> [THE REQUEST] Look for the word "when" in the entries below, then copy every line that has it.

> [GIVEN DATA]
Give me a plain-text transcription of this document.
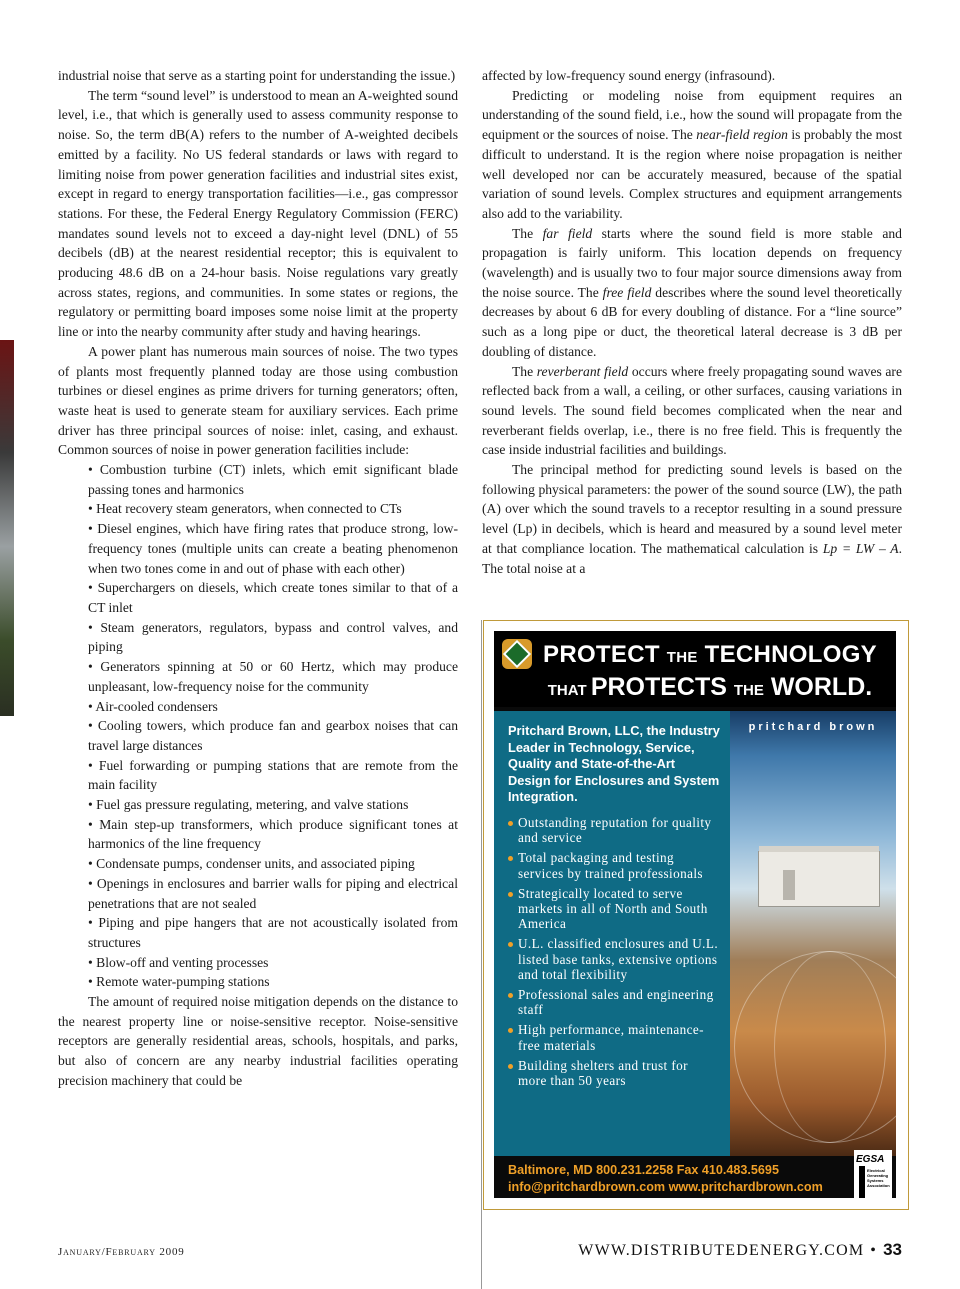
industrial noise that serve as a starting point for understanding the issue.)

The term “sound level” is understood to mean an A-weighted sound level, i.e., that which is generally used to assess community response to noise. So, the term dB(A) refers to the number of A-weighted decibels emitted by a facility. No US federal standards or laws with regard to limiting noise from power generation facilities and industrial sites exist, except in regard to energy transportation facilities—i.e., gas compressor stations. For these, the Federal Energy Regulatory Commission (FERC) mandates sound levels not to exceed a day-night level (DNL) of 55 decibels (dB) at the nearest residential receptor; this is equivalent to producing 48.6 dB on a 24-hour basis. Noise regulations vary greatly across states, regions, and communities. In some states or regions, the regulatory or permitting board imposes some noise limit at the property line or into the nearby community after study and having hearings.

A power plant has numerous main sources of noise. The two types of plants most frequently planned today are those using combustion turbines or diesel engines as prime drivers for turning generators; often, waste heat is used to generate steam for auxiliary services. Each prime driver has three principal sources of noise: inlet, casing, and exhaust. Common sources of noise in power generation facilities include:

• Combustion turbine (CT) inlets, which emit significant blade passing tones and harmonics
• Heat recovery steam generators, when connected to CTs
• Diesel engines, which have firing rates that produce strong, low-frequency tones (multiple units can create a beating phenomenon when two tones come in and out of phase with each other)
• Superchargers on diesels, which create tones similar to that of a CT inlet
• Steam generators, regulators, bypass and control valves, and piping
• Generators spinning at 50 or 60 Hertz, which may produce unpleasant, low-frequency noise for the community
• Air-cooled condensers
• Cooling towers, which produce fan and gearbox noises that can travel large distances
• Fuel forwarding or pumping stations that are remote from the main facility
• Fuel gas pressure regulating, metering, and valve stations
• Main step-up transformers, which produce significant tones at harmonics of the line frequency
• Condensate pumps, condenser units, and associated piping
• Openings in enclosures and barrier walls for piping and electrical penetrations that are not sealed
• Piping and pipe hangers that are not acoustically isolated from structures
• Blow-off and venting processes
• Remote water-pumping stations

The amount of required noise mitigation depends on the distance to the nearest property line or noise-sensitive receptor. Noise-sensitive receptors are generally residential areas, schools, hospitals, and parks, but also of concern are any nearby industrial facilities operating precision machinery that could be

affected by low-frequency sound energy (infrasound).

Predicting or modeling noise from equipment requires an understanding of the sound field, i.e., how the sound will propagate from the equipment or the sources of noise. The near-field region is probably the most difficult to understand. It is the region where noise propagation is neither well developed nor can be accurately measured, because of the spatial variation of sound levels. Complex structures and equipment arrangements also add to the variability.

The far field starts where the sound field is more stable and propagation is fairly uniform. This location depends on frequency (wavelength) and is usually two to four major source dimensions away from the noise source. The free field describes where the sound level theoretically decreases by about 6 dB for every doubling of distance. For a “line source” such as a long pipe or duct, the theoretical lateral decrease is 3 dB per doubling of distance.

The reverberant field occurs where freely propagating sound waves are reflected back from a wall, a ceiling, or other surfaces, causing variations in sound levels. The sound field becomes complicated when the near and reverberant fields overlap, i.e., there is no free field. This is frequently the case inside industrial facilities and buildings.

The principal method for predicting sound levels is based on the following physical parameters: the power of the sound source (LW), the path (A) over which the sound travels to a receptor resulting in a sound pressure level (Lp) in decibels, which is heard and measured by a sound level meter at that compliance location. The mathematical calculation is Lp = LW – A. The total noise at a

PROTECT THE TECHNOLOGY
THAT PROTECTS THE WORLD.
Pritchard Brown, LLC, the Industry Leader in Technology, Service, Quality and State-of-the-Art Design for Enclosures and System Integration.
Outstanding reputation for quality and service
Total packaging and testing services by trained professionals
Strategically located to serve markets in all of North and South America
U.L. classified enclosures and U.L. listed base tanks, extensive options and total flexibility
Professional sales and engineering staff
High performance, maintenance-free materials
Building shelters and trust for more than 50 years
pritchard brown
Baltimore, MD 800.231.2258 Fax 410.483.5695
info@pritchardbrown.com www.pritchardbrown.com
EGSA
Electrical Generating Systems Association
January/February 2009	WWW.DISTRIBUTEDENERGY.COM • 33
--
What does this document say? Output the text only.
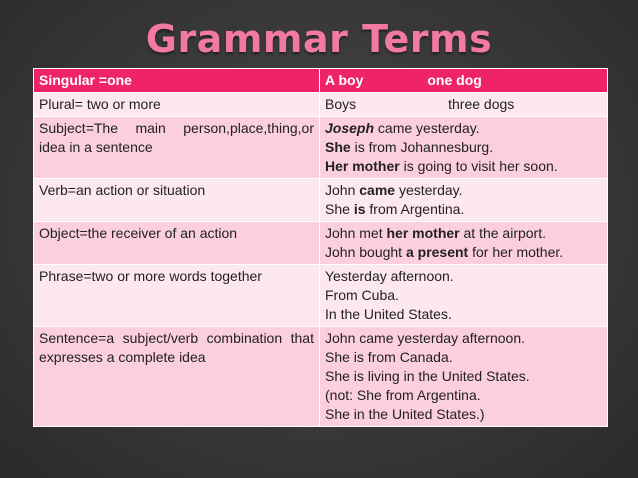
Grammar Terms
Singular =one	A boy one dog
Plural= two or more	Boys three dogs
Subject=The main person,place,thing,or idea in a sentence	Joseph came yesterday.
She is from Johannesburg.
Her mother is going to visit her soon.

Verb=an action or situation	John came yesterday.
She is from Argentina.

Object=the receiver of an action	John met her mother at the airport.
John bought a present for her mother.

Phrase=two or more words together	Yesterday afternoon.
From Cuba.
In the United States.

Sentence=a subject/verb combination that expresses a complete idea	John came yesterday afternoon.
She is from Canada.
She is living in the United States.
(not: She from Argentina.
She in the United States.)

> [ANSWER TO THE PROBLEM]
• Heat recovery steam generators, when connected to CTs
• Diesel engines, which have firing rates that produce strong, low-frequency tones (multiple units can create a beating phenomenon when two tones come in and out of phase with each other)
The reverberant field occurs where freely propagating sound waves are reflected back from a wall, a ceiling, or other surfaces, causing variations in sound levels. The sound field becomes complicated when the near and reverberant fields overlap, i.e., there is no free field. This is frequently the case inside industrial facilities and buildings.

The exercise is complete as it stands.